Items from a figure collection
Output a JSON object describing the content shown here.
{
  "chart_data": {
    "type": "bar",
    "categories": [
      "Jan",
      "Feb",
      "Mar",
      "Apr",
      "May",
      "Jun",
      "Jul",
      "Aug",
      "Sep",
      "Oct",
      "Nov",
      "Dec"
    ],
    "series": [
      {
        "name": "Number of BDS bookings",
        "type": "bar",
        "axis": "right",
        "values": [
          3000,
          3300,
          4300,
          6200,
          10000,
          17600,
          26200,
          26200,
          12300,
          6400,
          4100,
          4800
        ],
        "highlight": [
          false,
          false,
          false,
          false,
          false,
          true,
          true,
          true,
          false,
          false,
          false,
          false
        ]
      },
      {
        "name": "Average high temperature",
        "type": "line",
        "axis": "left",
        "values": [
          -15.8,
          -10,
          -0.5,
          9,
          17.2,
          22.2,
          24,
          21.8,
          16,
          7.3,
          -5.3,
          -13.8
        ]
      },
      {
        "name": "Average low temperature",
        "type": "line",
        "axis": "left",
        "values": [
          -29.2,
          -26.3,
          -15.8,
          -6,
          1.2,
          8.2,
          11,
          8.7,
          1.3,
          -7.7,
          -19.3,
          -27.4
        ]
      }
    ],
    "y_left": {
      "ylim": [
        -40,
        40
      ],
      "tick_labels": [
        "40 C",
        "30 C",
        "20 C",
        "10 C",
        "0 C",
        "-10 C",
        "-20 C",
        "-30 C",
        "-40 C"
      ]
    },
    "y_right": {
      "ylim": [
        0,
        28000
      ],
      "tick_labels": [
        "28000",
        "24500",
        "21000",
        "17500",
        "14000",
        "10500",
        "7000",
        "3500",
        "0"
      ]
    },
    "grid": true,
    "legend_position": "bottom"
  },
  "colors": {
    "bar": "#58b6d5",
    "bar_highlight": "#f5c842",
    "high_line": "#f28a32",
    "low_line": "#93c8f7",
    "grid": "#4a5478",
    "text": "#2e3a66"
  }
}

> Given problem: From the preceding material, extract every line exactly.

> Completed exercise:
Output a JSON object describing the content shown here.
{
  "chart_data": {
    "type": "bar",
    "categories": [
      "Jan",
      "Feb",
      "Mar",
      "Apr",
      "May",
      "Jun",
      "Jul",
      "Aug",
      "Sep",
      "Oct",
      "Nov",
      "Dec"
    ],
    "series": [
      {
        "name": "Number of BDS bookings",
        "type": "bar",
        "axis": "right",
        "values": [
          3000,
          3300,
          4300,
          6200,
          10000,
          17600,
          26200,
          26200,
          12300,
          6400,
          4100,
          4800
        ],
        "highlight": [
          false,
          false,
          false,
          false,
          false,
          true,
          true,
          true,
          false,
          false,
          false,
          false
        ]
      },
      {
        "name": "Average high temperature",
        "type": "line",
        "axis": "left",
        "values": [
          -15.8,
          -10,
          -0.5,
          9,
          17.2,
          22.2,
          24,
          21.8,
          16,
          7.3,
          -5.3,
          -13.8
        ]
      },
      {
        "name": "Average low temperature",
        "type": "line",
        "axis": "left",
        "values": [
          -29.2,
          -26.3,
          -15.8,
          -6,
          1.2,
          8.2,
          11,
          8.7,
          1.3,
          -7.7,
          -19.3,
          -27.4
        ]
      }
    ],
    "y_left": {
      "ylim": [
        -40,
        40
      ],
      "tick_labels": [
        "40 C",
        "30 C",
        "20 C",
        "10 C",
        "0 C",
        "-10 C",
        "-20 C",
        "-30 C",
        "-40 C"
      ]
    },
    "y_right": {
      "ylim": [
        0,
        28000
      ],
      "tick_labels": [
        "28000",
        "24500",
        "21000",
        "17500",
        "14000",
        "10500",
        "7000",
        "3500",
        "0"
      ]
    },
    "grid": true,
    "legend_position": "bottom"
  },
  "colors": {
    "bar": "#58b6d5",
    "bar_highlight": "#f5c842",
    "high_line": "#f28a32",
    "low_line": "#93c8f7",
    "grid": "#4a5478",
    "text": "#2e3a66"
  }
}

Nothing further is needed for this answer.